**TASK DATA:**
──────────────────────────────

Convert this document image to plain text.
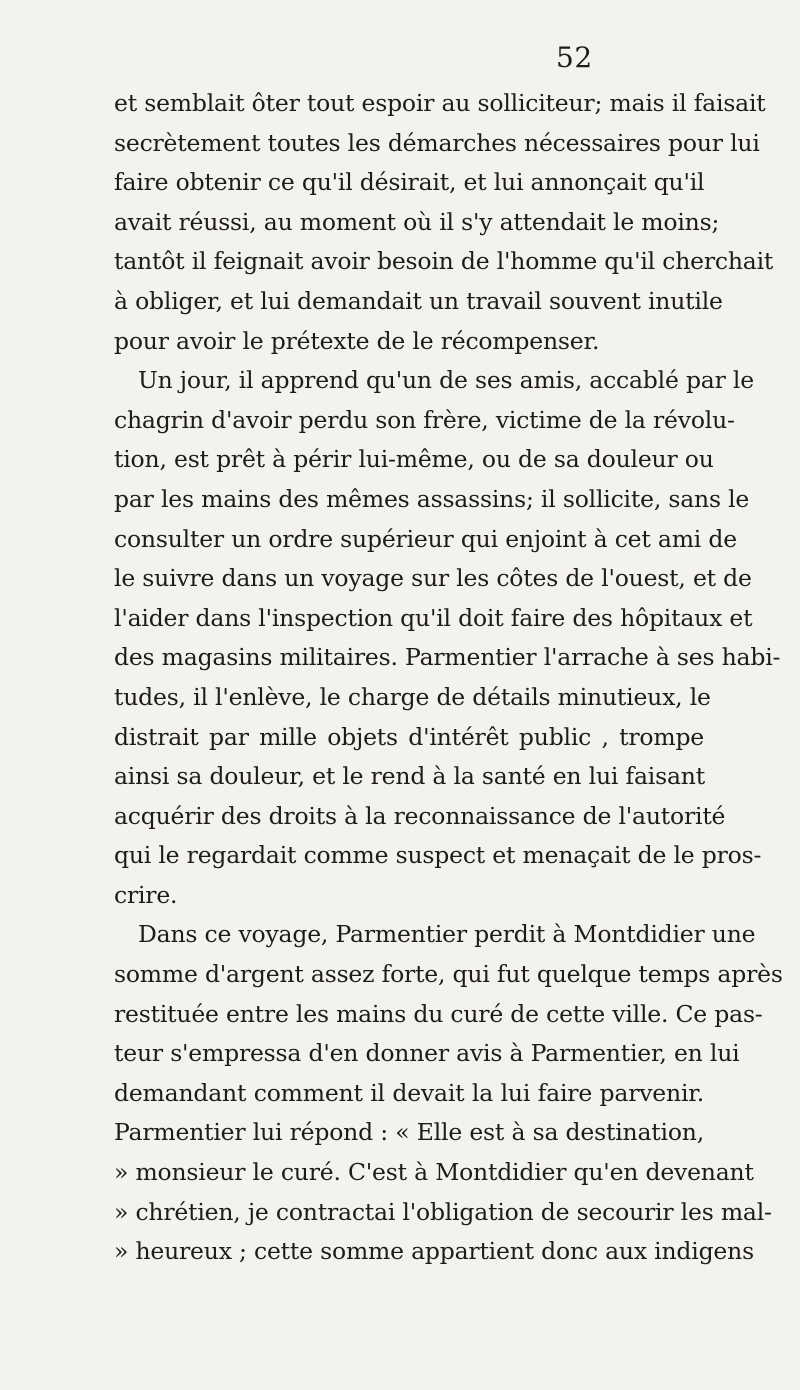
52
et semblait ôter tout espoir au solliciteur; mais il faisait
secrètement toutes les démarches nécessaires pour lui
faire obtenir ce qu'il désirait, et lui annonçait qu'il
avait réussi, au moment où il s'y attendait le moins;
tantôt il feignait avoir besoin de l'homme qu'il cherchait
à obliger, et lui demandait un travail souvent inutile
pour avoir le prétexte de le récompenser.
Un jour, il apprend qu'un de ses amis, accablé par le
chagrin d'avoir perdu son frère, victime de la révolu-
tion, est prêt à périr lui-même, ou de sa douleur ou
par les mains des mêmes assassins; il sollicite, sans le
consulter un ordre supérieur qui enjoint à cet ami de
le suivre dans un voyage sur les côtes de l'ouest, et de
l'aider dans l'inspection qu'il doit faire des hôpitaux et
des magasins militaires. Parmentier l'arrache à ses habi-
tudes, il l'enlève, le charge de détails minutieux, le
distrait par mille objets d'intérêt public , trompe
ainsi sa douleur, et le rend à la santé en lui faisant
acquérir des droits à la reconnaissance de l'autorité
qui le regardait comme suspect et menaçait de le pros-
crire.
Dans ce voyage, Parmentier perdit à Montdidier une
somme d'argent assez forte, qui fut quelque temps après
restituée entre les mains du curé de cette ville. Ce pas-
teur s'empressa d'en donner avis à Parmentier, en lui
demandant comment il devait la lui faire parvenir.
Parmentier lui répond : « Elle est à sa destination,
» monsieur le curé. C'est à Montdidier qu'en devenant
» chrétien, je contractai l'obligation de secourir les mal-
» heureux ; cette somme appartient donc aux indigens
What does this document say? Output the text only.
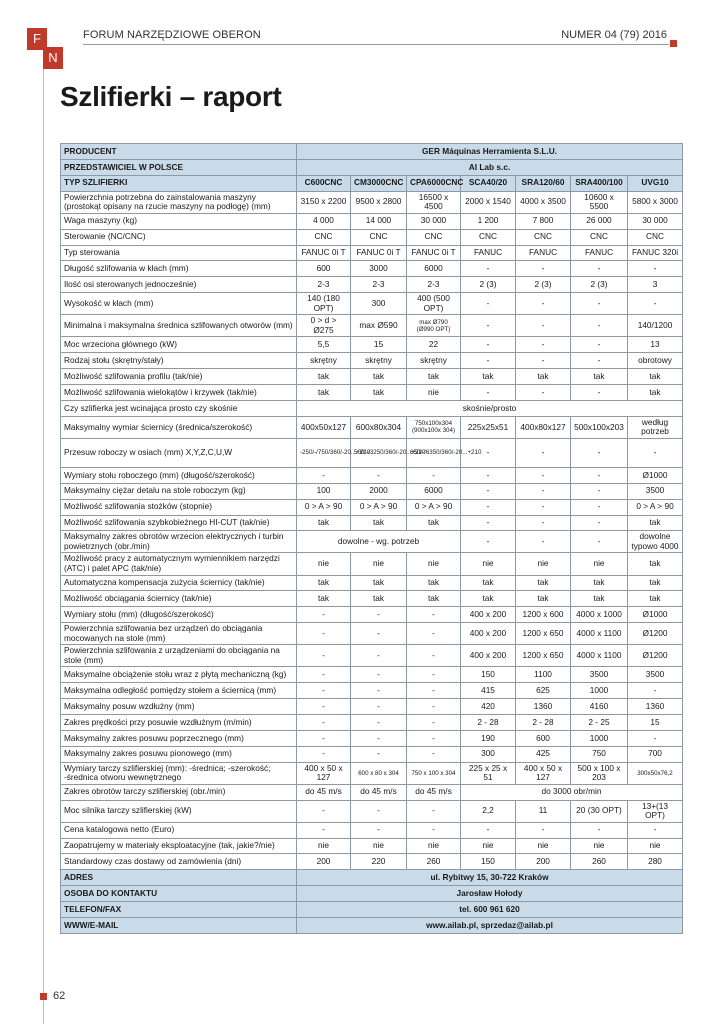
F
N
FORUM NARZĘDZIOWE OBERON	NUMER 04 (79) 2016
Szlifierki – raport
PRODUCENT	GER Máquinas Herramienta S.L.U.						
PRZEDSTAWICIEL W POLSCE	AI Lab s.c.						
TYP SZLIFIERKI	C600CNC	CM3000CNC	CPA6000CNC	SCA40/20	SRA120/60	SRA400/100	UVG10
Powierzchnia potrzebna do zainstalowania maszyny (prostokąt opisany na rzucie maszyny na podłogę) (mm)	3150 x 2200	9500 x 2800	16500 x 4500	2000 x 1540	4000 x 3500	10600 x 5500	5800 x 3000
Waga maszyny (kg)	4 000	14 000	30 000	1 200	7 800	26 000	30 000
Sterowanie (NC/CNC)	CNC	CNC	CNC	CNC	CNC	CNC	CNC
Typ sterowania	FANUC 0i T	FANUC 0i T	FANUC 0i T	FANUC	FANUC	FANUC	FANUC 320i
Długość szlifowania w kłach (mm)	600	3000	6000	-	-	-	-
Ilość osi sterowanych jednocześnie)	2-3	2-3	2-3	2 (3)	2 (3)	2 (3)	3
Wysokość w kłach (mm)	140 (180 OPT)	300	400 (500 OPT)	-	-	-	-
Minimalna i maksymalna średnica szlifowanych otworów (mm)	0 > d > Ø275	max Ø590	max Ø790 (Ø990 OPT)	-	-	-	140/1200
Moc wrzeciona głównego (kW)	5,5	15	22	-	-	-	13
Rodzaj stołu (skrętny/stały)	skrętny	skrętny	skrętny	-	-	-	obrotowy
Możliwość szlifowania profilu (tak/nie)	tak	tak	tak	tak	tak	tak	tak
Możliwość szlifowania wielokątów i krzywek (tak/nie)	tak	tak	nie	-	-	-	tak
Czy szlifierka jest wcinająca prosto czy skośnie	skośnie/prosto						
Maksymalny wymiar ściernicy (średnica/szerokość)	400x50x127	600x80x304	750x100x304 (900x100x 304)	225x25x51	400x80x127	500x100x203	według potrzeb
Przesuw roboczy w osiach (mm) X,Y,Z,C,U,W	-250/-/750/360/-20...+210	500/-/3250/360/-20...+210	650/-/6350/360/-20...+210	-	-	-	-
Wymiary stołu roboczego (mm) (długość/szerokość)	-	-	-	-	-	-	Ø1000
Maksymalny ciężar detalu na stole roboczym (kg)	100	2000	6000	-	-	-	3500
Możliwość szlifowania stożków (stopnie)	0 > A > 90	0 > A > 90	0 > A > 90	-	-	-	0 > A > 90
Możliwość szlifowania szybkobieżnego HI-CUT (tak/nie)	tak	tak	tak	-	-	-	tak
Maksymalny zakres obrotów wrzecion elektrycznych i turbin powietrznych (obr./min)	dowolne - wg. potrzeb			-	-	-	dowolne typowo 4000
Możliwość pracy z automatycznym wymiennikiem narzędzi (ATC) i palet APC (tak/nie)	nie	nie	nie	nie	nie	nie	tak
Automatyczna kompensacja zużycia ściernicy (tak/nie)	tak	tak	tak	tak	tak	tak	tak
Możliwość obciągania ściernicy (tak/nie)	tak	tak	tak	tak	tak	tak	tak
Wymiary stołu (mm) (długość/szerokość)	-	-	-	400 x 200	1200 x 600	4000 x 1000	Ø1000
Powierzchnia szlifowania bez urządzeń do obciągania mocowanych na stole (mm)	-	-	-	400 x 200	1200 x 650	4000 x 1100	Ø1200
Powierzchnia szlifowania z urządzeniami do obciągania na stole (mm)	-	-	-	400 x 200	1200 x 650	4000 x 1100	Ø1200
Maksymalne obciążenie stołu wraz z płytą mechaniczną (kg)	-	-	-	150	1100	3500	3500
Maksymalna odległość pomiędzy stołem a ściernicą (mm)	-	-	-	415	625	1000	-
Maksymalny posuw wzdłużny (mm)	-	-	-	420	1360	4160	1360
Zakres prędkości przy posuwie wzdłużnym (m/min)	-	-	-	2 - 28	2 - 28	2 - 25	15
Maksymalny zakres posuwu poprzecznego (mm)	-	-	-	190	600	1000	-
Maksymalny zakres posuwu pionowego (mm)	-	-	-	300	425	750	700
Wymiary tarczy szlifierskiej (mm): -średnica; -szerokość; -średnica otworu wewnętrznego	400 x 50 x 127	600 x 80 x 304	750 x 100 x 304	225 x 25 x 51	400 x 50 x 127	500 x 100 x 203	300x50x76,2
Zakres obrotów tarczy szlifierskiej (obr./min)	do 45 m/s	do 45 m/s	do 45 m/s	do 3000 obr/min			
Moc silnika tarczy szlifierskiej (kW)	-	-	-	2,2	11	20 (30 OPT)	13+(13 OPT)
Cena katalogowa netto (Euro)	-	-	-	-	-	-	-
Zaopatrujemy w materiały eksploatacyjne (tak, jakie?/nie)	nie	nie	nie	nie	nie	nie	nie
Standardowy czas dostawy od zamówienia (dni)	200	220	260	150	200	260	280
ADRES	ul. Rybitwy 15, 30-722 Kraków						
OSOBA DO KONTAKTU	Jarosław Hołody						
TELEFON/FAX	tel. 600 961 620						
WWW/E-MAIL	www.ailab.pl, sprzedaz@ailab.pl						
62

──────────────────────────────

Retype each entry precisely. Skip images entirely.

Convert this document image to plain text.
52
et semblait ôter tout espoir au solliciteur; mais il faisait
secrètement toutes les démarches nécessaires pour lui
faire obtenir ce qu'il désirait, et lui annonçait qu'il
avait réussi, au moment où il s'y attendait le moins;
tantôt il feignait avoir besoin de l'homme qu'il cherchait
à obliger, et lui demandait un travail souvent inutile
pour avoir le prétexte de le récompenser.
Un jour, il apprend qu'un de ses amis, accablé par le
chagrin d'avoir perdu son frère, victime de la révolu-
tion, est prêt à périr lui-même, ou de sa douleur ou
par les mains des mêmes assassins; il sollicite, sans le
consulter un ordre supérieur qui enjoint à cet ami de
le suivre dans un voyage sur les côtes de l'ouest, et de
l'aider dans l'inspection qu'il doit faire des hôpitaux et
des magasins militaires. Parmentier l'arrache à ses habi-
tudes, il l'enlève, le charge de détails minutieux, le
distrait par mille objets d'intérêt public , trompe
ainsi sa douleur, et le rend à la santé en lui faisant
acquérir des droits à la reconnaissance de l'autorité
qui le regardait comme suspect et menaçait de le pros-
crire.
Dans ce voyage, Parmentier perdit à Montdidier une
somme d'argent assez forte, qui fut quelque temps après
restituée entre les mains du curé de cette ville. Ce pas-
teur s'empressa d'en donner avis à Parmentier, en lui
demandant comment il devait la lui faire parvenir.
Parmentier lui répond : « Elle est à sa destination,
» monsieur le curé. C'est à Montdidier qu'en devenant
» chrétien, je contractai l'obligation de secourir les mal-
» heureux ; cette somme appartient donc aux indigens
What does this document say? Output the text only.
F
N
FORUM NARZĘDZIOWE OBERON	NUMER 04 (79) 2016
Szlifierki – raport
PRODUCENT	GER Máquinas Herramienta S.L.U.						
PRZEDSTAWICIEL W POLSCE	AI Lab s.c.						
TYP SZLIFIERKI	C600CNC	CM3000CNC	CPA6000CNC	SCA40/20	SRA120/60	SRA400/100	UVG10
Powierzchnia potrzebna do zainstalowania maszyny (prostokąt opisany na rzucie maszyny na podłogę) (mm)	3150 x 2200	9500 x 2800	16500 x 4500	2000 x 1540	4000 x 3500	10600 x 5500	5800 x 3000
Waga maszyny (kg)	4 000	14 000	30 000	1 200	7 800	26 000	30 000
Sterowanie (NC/CNC)	CNC	CNC	CNC	CNC	CNC	CNC	CNC
Typ sterowania	FANUC 0i T	FANUC 0i T	FANUC 0i T	FANUC	FANUC	FANUC	FANUC 320i
Długość szlifowania w kłach (mm)	600	3000	6000	-	-	-	-
Ilość osi sterowanych jednocześnie)	2-3	2-3	2-3	2 (3)	2 (3)	2 (3)	3
Wysokość w kłach (mm)	140 (180 OPT)	300	400 (500 OPT)	-	-	-	-
Minimalna i maksymalna średnica szlifowanych otworów (mm)	0 > d > Ø275	max Ø590	max Ø790 (Ø990 OPT)	-	-	-	140/1200
Moc wrzeciona głównego (kW)	5,5	15	22	-	-	-	13
Rodzaj stołu (skrętny/stały)	skrętny	skrętny	skrętny	-	-	-	obrotowy
Możliwość szlifowania profilu (tak/nie)	tak	tak	tak	tak	tak	tak	tak
Możliwość szlifowania wielokątów i krzywek (tak/nie)	tak	tak	nie	-	-	-	tak
Czy szlifierka jest wcinająca prosto czy skośnie	skośnie/prosto						
Maksymalny wymiar ściernicy (średnica/szerokość)	400x50x127	600x80x304	750x100x304 (900x100x 304)	225x25x51	400x80x127	500x100x203	według potrzeb
Przesuw roboczy w osiach (mm) X,Y,Z,C,U,W	-250/-/750/360/-20...+210	500/-/3250/360/-20...+210	650/-/6350/360/-20...+210	-	-	-	-
Wymiary stołu roboczego (mm) (długość/szerokość)	-	-	-	-	-	-	Ø1000
Maksymalny ciężar detalu na stole roboczym (kg)	100	2000	6000	-	-	-	3500
Możliwość szlifowania stożków (stopnie)	0 > A > 90	0 > A > 90	0 > A > 90	-	-	-	0 > A > 90
Możliwość szlifowania szybkobieżnego HI-CUT (tak/nie)	tak	tak	tak	-	-	-	tak
Maksymalny zakres obrotów wrzecion elektrycznych i turbin powietrznych (obr./min)	dowolne - wg. potrzeb			-	-	-	dowolne typowo 4000
Możliwość pracy z automatycznym wymiennikiem narzędzi (ATC) i palet APC (tak/nie)	nie	nie	nie	nie	nie	nie	tak
Automatyczna kompensacja zużycia ściernicy (tak/nie)	tak	tak	tak	tak	tak	tak	tak
Możliwość obciągania ściernicy (tak/nie)	tak	tak	tak	tak	tak	tak	tak
Wymiary stołu (mm) (długość/szerokość)	-	-	-	400 x 200	1200 x 600	4000 x 1000	Ø1000
Powierzchnia szlifowania bez urządzeń do obciągania mocowanych na stole (mm)	-	-	-	400 x 200	1200 x 650	4000 x 1100	Ø1200
Powierzchnia szlifowania z urządzeniami do obciągania na stole (mm)	-	-	-	400 x 200	1200 x 650	4000 x 1100	Ø1200
Maksymalne obciążenie stołu wraz z płytą mechaniczną (kg)	-	-	-	150	1100	3500	3500
Maksymalna odległość pomiędzy stołem a ściernicą (mm)	-	-	-	415	625	1000	-
Maksymalny posuw wzdłużny (mm)	-	-	-	420	1360	4160	1360
Zakres prędkości przy posuwie wzdłużnym (m/min)	-	-	-	2 - 28	2 - 28	2 - 25	15
Maksymalny zakres posuwu poprzecznego (mm)	-	-	-	190	600	1000	-
Maksymalny zakres posuwu pionowego (mm)	-	-	-	300	425	750	700
Wymiary tarczy szlifierskiej (mm): -średnica; -szerokość; -średnica otworu wewnętrznego	400 x 50 x 127	600 x 80 x 304	750 x 100 x 304	225 x 25 x 51	400 x 50 x 127	500 x 100 x 203	300x50x76,2
Zakres obrotów tarczy szlifierskiej (obr./min)	do 45 m/s	do 45 m/s	do 45 m/s	do 3000 obr/min			
Moc silnika tarczy szlifierskiej (kW)	-	-	-	2,2	11	20 (30 OPT)	13+(13 OPT)
Cena katalogowa netto (Euro)	-	-	-	-	-	-	-
Zaopatrujemy w materiały eksploatacyjne (tak, jakie?/nie)	nie	nie	nie	nie	nie	nie	nie
Standardowy czas dostawy od zamówienia (dni)	200	220	260	150	200	260	280
ADRES	ul. Rybitwy 15, 30-722 Kraków						
OSOBA DO KONTAKTU	Jarosław Hołody						
TELEFON/FAX	tel. 600 961 620						
WWW/E-MAIL	www.ailab.pl, sprzedaz@ailab.pl						
62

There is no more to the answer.